Begin RECORDS SHOWN

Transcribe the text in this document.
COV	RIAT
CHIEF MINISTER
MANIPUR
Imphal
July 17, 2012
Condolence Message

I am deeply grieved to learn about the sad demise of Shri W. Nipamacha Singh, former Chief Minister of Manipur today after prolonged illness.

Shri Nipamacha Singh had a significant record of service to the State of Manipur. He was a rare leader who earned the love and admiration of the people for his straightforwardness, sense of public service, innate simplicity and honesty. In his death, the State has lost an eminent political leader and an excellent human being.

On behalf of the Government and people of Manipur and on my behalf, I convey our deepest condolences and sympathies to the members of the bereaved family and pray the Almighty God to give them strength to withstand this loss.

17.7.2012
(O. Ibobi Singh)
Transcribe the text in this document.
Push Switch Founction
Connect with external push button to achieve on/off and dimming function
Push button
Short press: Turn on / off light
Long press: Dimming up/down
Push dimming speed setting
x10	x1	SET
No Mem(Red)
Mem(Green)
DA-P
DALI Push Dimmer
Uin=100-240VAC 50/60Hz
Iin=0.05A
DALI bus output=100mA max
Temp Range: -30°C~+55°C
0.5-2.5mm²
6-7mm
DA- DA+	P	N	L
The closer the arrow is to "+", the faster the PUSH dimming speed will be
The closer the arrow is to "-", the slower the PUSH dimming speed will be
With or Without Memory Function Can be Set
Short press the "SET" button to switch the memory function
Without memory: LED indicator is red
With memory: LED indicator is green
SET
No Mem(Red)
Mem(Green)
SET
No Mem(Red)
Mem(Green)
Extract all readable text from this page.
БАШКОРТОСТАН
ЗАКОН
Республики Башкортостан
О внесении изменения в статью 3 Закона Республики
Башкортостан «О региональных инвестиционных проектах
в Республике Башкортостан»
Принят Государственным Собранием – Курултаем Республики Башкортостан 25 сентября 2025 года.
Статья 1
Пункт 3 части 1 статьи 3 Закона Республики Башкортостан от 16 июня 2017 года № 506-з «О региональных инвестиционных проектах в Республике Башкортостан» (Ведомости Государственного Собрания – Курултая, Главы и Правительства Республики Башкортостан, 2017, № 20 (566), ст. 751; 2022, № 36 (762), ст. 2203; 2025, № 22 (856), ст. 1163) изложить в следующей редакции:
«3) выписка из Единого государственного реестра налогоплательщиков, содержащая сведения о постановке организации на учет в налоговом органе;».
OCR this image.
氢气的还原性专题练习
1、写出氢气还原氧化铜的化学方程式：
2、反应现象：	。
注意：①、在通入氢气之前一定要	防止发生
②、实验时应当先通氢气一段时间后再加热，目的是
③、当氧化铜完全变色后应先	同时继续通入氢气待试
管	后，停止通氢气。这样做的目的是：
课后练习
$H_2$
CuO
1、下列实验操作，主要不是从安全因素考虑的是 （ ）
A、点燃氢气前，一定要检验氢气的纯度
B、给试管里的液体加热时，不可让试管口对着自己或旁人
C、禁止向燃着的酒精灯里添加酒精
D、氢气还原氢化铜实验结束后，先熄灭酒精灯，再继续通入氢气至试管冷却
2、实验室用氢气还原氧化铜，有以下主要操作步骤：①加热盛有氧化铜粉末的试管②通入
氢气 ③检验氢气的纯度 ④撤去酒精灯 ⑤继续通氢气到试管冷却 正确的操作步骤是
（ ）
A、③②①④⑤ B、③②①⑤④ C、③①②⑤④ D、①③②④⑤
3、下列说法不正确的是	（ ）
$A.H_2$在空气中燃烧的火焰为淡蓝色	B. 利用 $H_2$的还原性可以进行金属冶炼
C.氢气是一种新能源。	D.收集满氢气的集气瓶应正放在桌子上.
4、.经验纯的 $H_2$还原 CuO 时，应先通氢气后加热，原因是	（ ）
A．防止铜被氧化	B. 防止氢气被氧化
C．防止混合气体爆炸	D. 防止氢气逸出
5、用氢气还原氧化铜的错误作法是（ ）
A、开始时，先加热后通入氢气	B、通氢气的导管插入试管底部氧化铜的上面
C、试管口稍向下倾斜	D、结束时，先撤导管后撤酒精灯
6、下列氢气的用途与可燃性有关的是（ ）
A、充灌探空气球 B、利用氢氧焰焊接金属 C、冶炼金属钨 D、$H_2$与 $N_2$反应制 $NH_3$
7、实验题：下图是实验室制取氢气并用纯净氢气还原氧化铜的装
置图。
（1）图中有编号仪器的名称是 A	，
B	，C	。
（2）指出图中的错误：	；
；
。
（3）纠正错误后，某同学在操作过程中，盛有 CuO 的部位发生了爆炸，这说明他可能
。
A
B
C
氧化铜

End RECORDS SHOWN

* PROMPT: Filter the entries down to the lines with the word "this" in them.

* RESULT OF THE TASK:
Transcribe the text in this document.
On behalf of the Government and people of Manipur and on my behalf, I convey our deepest condolences and sympathies to the members of the bereaved family and pray the Almighty God to give them strength to withstand this loss.
Transcribe the text in this document.
Extract all readable text from this page.
OCR this image.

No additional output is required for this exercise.